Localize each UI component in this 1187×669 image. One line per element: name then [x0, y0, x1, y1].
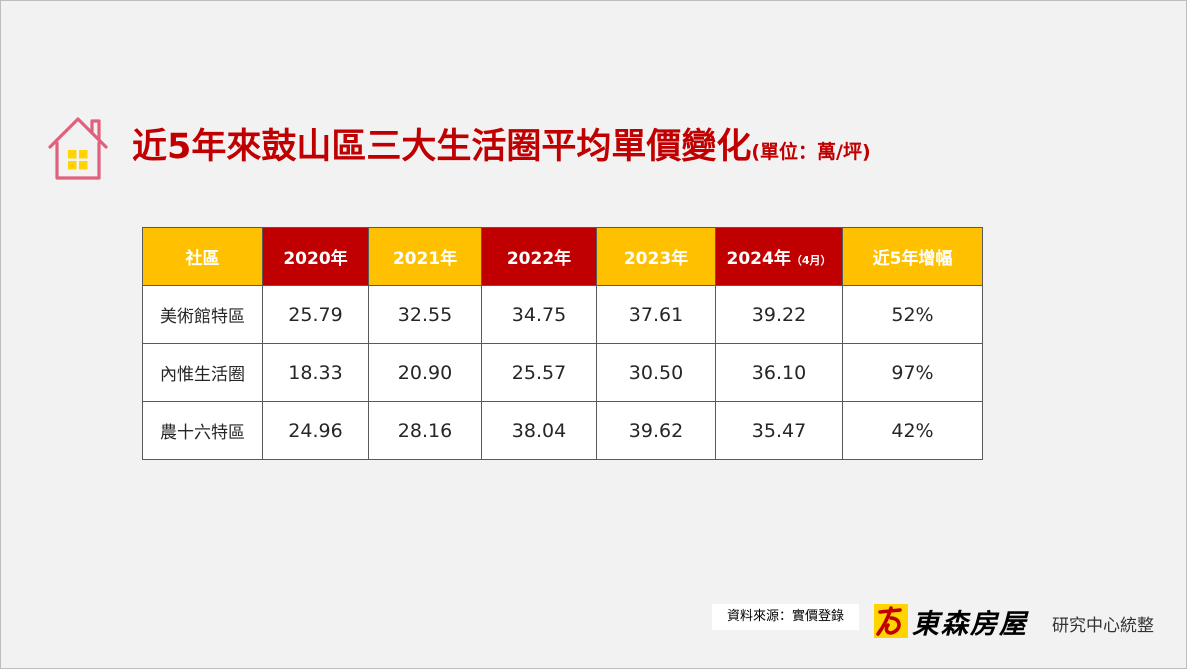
header-2023: 2023年 — [596, 227, 716, 286]
header-2021: 2021年 — [368, 227, 482, 286]
brand-mark-icon — [874, 604, 908, 638]
table-row: 農十六特區 24.96 28.16 38.04 39.62 35.47 42% — [142, 401, 983, 460]
data-source-label: 資料來源：實價登錄 — [712, 604, 859, 630]
cell-2024: 35.47 — [715, 401, 843, 460]
header-2020: 2020年 — [262, 227, 369, 286]
header-community: 社區 — [142, 227, 263, 286]
row-community: 農十六特區 — [142, 401, 263, 460]
cell-2021: 20.90 — [368, 343, 482, 402]
brand-subtitle: 研究中心統整 — [1052, 616, 1154, 636]
cell-2021: 28.16 — [368, 401, 482, 460]
cell-2022: 38.04 — [481, 401, 597, 460]
cell-2020: 24.96 — [262, 401, 369, 460]
table-header-row: 社區 2020年 2021年 2022年 2023年 2024年（4月） 近5年… — [142, 227, 983, 286]
house-icon — [48, 117, 108, 180]
table-row: 美術館特區 25.79 32.55 34.75 37.61 39.22 52% — [142, 285, 983, 344]
price-table: 社區 2020年 2021年 2022年 2023年 2024年（4月） 近5年… — [142, 227, 983, 460]
brand-name: 東森房屋 — [912, 609, 1028, 640]
title-main: 近5年來鼓山區三大生活圈平均單價變化 — [132, 127, 752, 167]
cell-2024: 36.10 — [715, 343, 843, 402]
table-row: 內惟生活圈 18.33 20.90 25.57 30.50 36.10 97% — [142, 343, 983, 402]
header-2024: 2024年（4月） — [715, 227, 843, 286]
header-growth: 近5年增幅 — [842, 227, 983, 286]
cell-growth: 42% — [842, 401, 983, 460]
page-title: 近5年來鼓山區三大生活圈平均單價變化(單位：萬/坪) — [132, 118, 871, 169]
cell-2023: 37.61 — [596, 285, 716, 344]
cell-growth: 52% — [842, 285, 983, 344]
row-community: 美術館特區 — [142, 285, 263, 344]
cell-2020: 18.33 — [262, 343, 369, 402]
cell-2023: 39.62 — [596, 401, 716, 460]
cell-2020: 25.79 — [262, 285, 369, 344]
cell-2022: 25.57 — [481, 343, 597, 402]
cell-growth: 97% — [842, 343, 983, 402]
cell-2023: 30.50 — [596, 343, 716, 402]
cell-2021: 32.55 — [368, 285, 482, 344]
title-unit: (單位：萬/坪) — [751, 141, 871, 163]
cell-2024: 39.22 — [715, 285, 843, 344]
header-2024-note: （4月） — [790, 254, 832, 267]
header-2022: 2022年 — [481, 227, 597, 286]
row-community: 內惟生活圈 — [142, 343, 263, 402]
cell-2022: 34.75 — [481, 285, 597, 344]
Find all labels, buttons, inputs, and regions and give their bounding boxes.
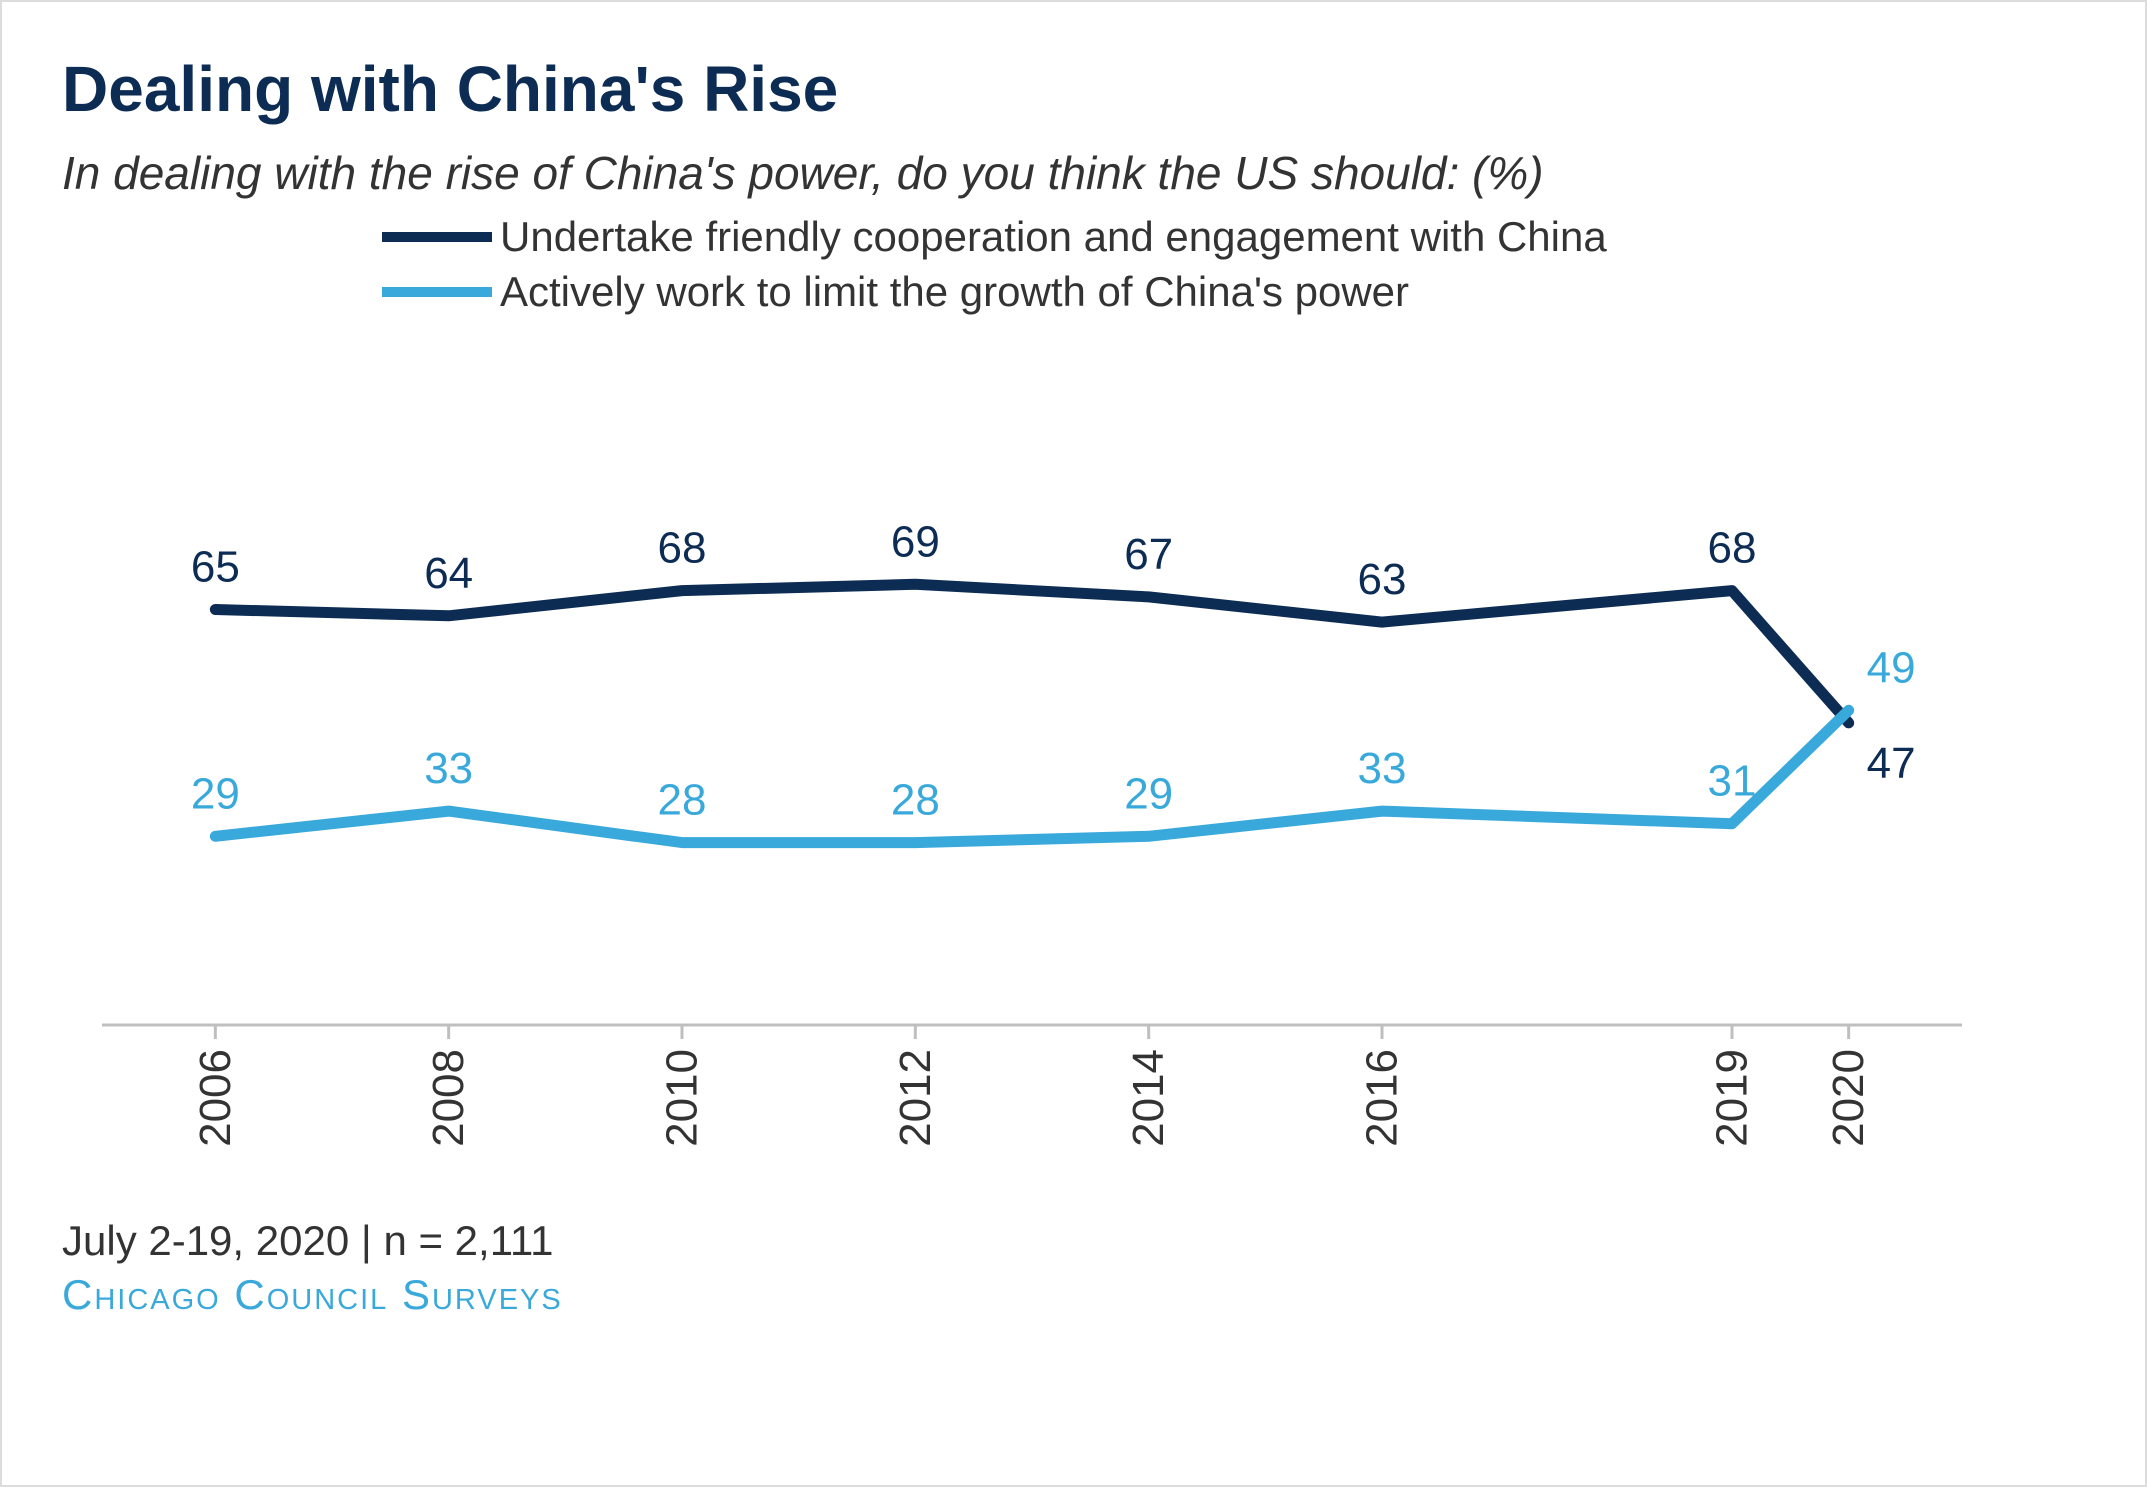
- data-label-limit: 29: [1124, 769, 1173, 818]
- data-label-limit: 49: [1867, 643, 1916, 692]
- legend: Undertake friendly cooperation and engag…: [382, 210, 2085, 319]
- data-label-limit: 33: [1358, 744, 1407, 793]
- data-label-limit: 31: [1708, 757, 1757, 806]
- legend-label-friendly: Undertake friendly cooperation and engag…: [500, 210, 1607, 265]
- chart-frame: Dealing with China's Rise In dealing wit…: [0, 0, 2147, 1487]
- data-label-friendly: 47: [1867, 739, 1916, 788]
- x-tick-label: 2020: [1824, 1049, 1873, 1147]
- data-label-limit: 33: [424, 744, 473, 793]
- data-label-limit: 28: [658, 776, 707, 825]
- x-tick-label: 2010: [658, 1049, 707, 1147]
- data-label-friendly: 67: [1124, 530, 1173, 579]
- legend-label-limit: Actively work to limit the growth of Chi…: [500, 265, 1409, 320]
- data-label-limit: 29: [191, 769, 240, 818]
- data-label-friendly: 69: [891, 517, 940, 566]
- x-tick-label: 2016: [1358, 1049, 1407, 1147]
- legend-swatch-limit: [382, 287, 492, 297]
- x-tick-label: 2006: [191, 1049, 240, 1147]
- legend-item-friendly: Undertake friendly cooperation and engag…: [382, 210, 2085, 265]
- line-chart-svg: 2006 2008 2010 2012 2014 2016 2019 2020 65 64 68 69…: [62, 349, 2062, 1199]
- plot-area: 2006 2008 2010 2012 2014 2016 2019 2020 65 64 68 69…: [62, 349, 2085, 1199]
- legend-swatch-friendly: [382, 232, 492, 242]
- data-label-limit: 28: [891, 776, 940, 825]
- chart-subtitle: In dealing with the rise of China's powe…: [62, 146, 2085, 200]
- footnote: July 2-19, 2020 | n = 2,111: [62, 1217, 2085, 1265]
- source-label: Chicago Council Surveys: [62, 1271, 2085, 1319]
- legend-item-limit: Actively work to limit the growth of Chi…: [382, 265, 2085, 320]
- data-label-friendly: 68: [1708, 524, 1757, 573]
- data-label-friendly: 63: [1358, 555, 1407, 604]
- data-label-friendly: 68: [658, 524, 707, 573]
- chart-title: Dealing with China's Rise: [62, 52, 2085, 126]
- x-tick-label: 2014: [1124, 1049, 1173, 1147]
- x-tick-label: 2019: [1708, 1049, 1757, 1147]
- data-label-friendly: 64: [424, 549, 473, 598]
- data-label-friendly: 65: [191, 543, 240, 592]
- series-line-friendly: [215, 584, 1848, 723]
- x-tick-label: 2012: [891, 1049, 940, 1147]
- x-tick-label: 2008: [424, 1049, 473, 1147]
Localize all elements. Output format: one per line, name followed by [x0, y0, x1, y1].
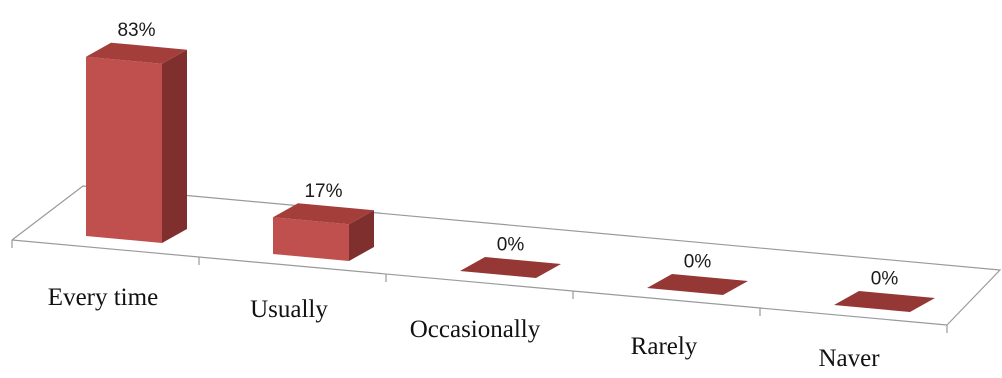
bar-naver [834, 291, 935, 312]
category-label: Naver [818, 345, 880, 372]
bar-usually [273, 203, 374, 261]
bar-flat [834, 291, 935, 312]
data-label: 0% [871, 269, 899, 290]
data-label: 0% [684, 252, 712, 273]
chart-floor [11, 185, 1002, 333]
floor-outline [11, 185, 1002, 326]
bar-front [273, 217, 349, 261]
bar-top [273, 203, 374, 225]
data-labels: 83% 17% 0% 0% 0% [117, 20, 898, 289]
bar-top [86, 42, 187, 64]
data-label: 17% [304, 181, 342, 202]
category-label: Rarely [631, 333, 698, 360]
bar-flat [647, 274, 748, 295]
category-label: Usually [250, 296, 328, 323]
bar-rarely [647, 274, 748, 295]
bar-every-time [86, 42, 187, 244]
data-label: 0% [497, 235, 525, 256]
category-label: Occasionally [410, 316, 541, 343]
bar-side [349, 210, 374, 261]
bar-side [162, 49, 187, 244]
category-label: Every time [48, 284, 158, 311]
category-labels: Every time Usually Occasionally Rarely Naver [48, 284, 880, 372]
bars [86, 42, 935, 312]
bar-front [86, 56, 162, 244]
bar-flat [460, 257, 561, 278]
bar-occasionally [460, 257, 561, 278]
data-label: 83% [117, 20, 155, 41]
floor-front-edge [11, 239, 948, 326]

######

» Wat te doen
Kun je alle items hierboven regel voor regel letterlijk overnemen, maar dan zonder de afbeeldingen?

» Antwoord op oefening
Localize each UI component in this 1187×669 image. One line per element: name then [x0, y0, x1, y1].
header-2023: 2023年 — [596, 227, 716, 286]
header-2021: 2021年 — [368, 227, 482, 286]
brand-mark-icon — [874, 604, 908, 638]
table-row: 農十六特區 24.96 28.16 38.04 39.62 35.47 42% — [142, 401, 983, 460]
data-source-label: 資料來源：實價登錄 — [712, 604, 859, 630]
cell-2024: 35.47 — [715, 401, 843, 460]
header-2020: 2020年 — [262, 227, 369, 286]
header-community: 社區 — [142, 227, 263, 286]
row-community: 農十六特區 — [142, 401, 263, 460]
cell-2021: 20.90 — [368, 343, 482, 402]
brand-subtitle: 研究中心統整 — [1052, 616, 1154, 636]
cell-2021: 28.16 — [368, 401, 482, 460]
cell-2022: 38.04 — [481, 401, 597, 460]
cell-2020: 24.96 — [262, 401, 369, 460]
table-header-row: 社區 2020年 2021年 2022年 2023年 2024年（4月） 近5年… — [142, 227, 983, 286]
house-icon — [48, 117, 108, 180]
table-row: 美術館特區 25.79 32.55 34.75 37.61 39.22 52% — [142, 285, 983, 344]
price-table: 社區 2020年 2021年 2022年 2023年 2024年（4月） 近5年… — [142, 227, 983, 460]
brand-name: 東森房屋 — [912, 609, 1028, 640]
title-main: 近5年來鼓山區三大生活圈平均單價變化 — [132, 127, 752, 167]
cell-2024: 36.10 — [715, 343, 843, 402]
table-row: 內惟生活圈 18.33 20.90 25.57 30.50 36.10 97% — [142, 343, 983, 402]
header-2024: 2024年（4月） — [715, 227, 843, 286]
header-growth: 近5年增幅 — [842, 227, 983, 286]
cell-growth: 42% — [842, 401, 983, 460]
page-title: 近5年來鼓山區三大生活圈平均單價變化(單位：萬/坪) — [132, 118, 871, 169]
cell-2023: 37.61 — [596, 285, 716, 344]
cell-growth: 52% — [842, 285, 983, 344]
row-community: 美術館特區 — [142, 285, 263, 344]
cell-2020: 18.33 — [262, 343, 369, 402]
cell-2023: 39.62 — [596, 401, 716, 460]
cell-2020: 25.79 — [262, 285, 369, 344]
cell-2022: 25.57 — [481, 343, 597, 402]
cell-growth: 97% — [842, 343, 983, 402]
cell-2023: 30.50 — [596, 343, 716, 402]
cell-2021: 32.55 — [368, 285, 482, 344]
title-unit: (單位：萬/坪) — [751, 141, 871, 163]
cell-2024: 39.22 — [715, 285, 843, 344]
header-2024-note: （4月） — [790, 254, 832, 267]
header-2022: 2022年 — [481, 227, 597, 286]
row-community: 內惟生活圈 — [142, 343, 263, 402]
cell-2022: 34.75 — [481, 285, 597, 344]
Find all labels, buttons, inputs, and regions and give their bounding boxes.
- data-label-limit: 29: [1124, 769, 1173, 818]
- data-label-limit: 49: [1867, 643, 1916, 692]
- legend: Undertake friendly cooperation and engag…: [382, 210, 2085, 319]
- data-label-limit: 33: [1358, 744, 1407, 793]
- data-label-limit: 31: [1708, 757, 1757, 806]
- legend-label-friendly: Undertake friendly cooperation and engag…: [500, 210, 1607, 265]
- chart-frame: Dealing with China's Rise In dealing wit…: [0, 0, 2147, 1487]
- data-label-friendly: 47: [1867, 739, 1916, 788]
- x-tick-label: 2020: [1824, 1049, 1873, 1147]
- data-label-limit: 33: [424, 744, 473, 793]
- data-label-limit: 28: [658, 776, 707, 825]
- x-tick-label: 2010: [658, 1049, 707, 1147]
- data-label-friendly: 67: [1124, 530, 1173, 579]
- legend-label-limit: Actively work to limit the growth of Chi…: [500, 265, 1409, 320]
- data-label-limit: 29: [191, 769, 240, 818]
- data-label-friendly: 69: [891, 517, 940, 566]
- x-tick-label: 2016: [1358, 1049, 1407, 1147]
- legend-swatch-limit: [382, 287, 492, 297]
- x-tick-label: 2006: [191, 1049, 240, 1147]
- legend-item-friendly: Undertake friendly cooperation and engag…: [382, 210, 2085, 265]
- line-chart-svg: 2006 2008 2010 2012 2014 2016 2019 2020 65 64 68 69…: [62, 349, 2062, 1199]
- plot-area: 2006 2008 2010 2012 2014 2016 2019 2020 65 64 68 69…: [62, 349, 2085, 1199]
- legend-swatch-friendly: [382, 232, 492, 242]
- data-label-limit: 28: [891, 776, 940, 825]
- chart-subtitle: In dealing with the rise of China's powe…: [62, 146, 2085, 200]
- footnote: July 2-19, 2020 | n = 2,111: [62, 1217, 2085, 1265]
- source-label: Chicago Council Surveys: [62, 1271, 2085, 1319]
- legend-item-limit: Actively work to limit the growth of Chi…: [382, 265, 2085, 320]
- data-label-friendly: 68: [1708, 524, 1757, 573]
- data-label-friendly: 63: [1358, 555, 1407, 604]
- data-label-friendly: 68: [658, 524, 707, 573]
- chart-title: Dealing with China's Rise: [62, 52, 2085, 126]
- x-tick-label: 2014: [1124, 1049, 1173, 1147]
- x-tick-label: 2019: [1708, 1049, 1757, 1147]
- data-label-friendly: 64: [424, 549, 473, 598]
- data-label-friendly: 65: [191, 543, 240, 592]
- series-line-friendly: [215, 584, 1848, 723]
- x-tick-label: 2012: [891, 1049, 940, 1147]
- x-tick-label: 2008: [424, 1049, 473, 1147]
Localize all elements. Output format: one per line, name followed by [x0, y0, x1, y1].
bar-naver [834, 291, 935, 312]
category-label: Naver [818, 345, 880, 372]
bar-usually [273, 203, 374, 261]
bar-flat [834, 291, 935, 312]
data-label: 0% [871, 269, 899, 290]
data-label: 0% [684, 252, 712, 273]
chart-floor [11, 185, 1002, 333]
floor-outline [11, 185, 1002, 326]
bar-front [273, 217, 349, 261]
bar-top [273, 203, 374, 225]
data-labels: 83% 17% 0% 0% 0% [117, 20, 898, 289]
bar-top [86, 42, 187, 64]
data-label: 17% [304, 181, 342, 202]
category-label: Rarely [631, 333, 698, 360]
bar-flat [647, 274, 748, 295]
category-label: Usually [250, 296, 328, 323]
bar-rarely [647, 274, 748, 295]
bar-every-time [86, 42, 187, 244]
data-label: 0% [497, 235, 525, 256]
category-label: Occasionally [410, 316, 541, 343]
bar-side [349, 210, 374, 261]
bar-side [162, 49, 187, 244]
category-label: Every time [48, 284, 158, 311]
category-labels: Every time Usually Occasionally Rarely Naver [48, 284, 880, 372]
bars [86, 42, 935, 312]
bar-front [86, 56, 162, 244]
bar-flat [460, 257, 561, 278]
bar-occasionally [460, 257, 561, 278]
data-label: 83% [117, 20, 155, 41]
floor-front-edge [11, 239, 948, 326]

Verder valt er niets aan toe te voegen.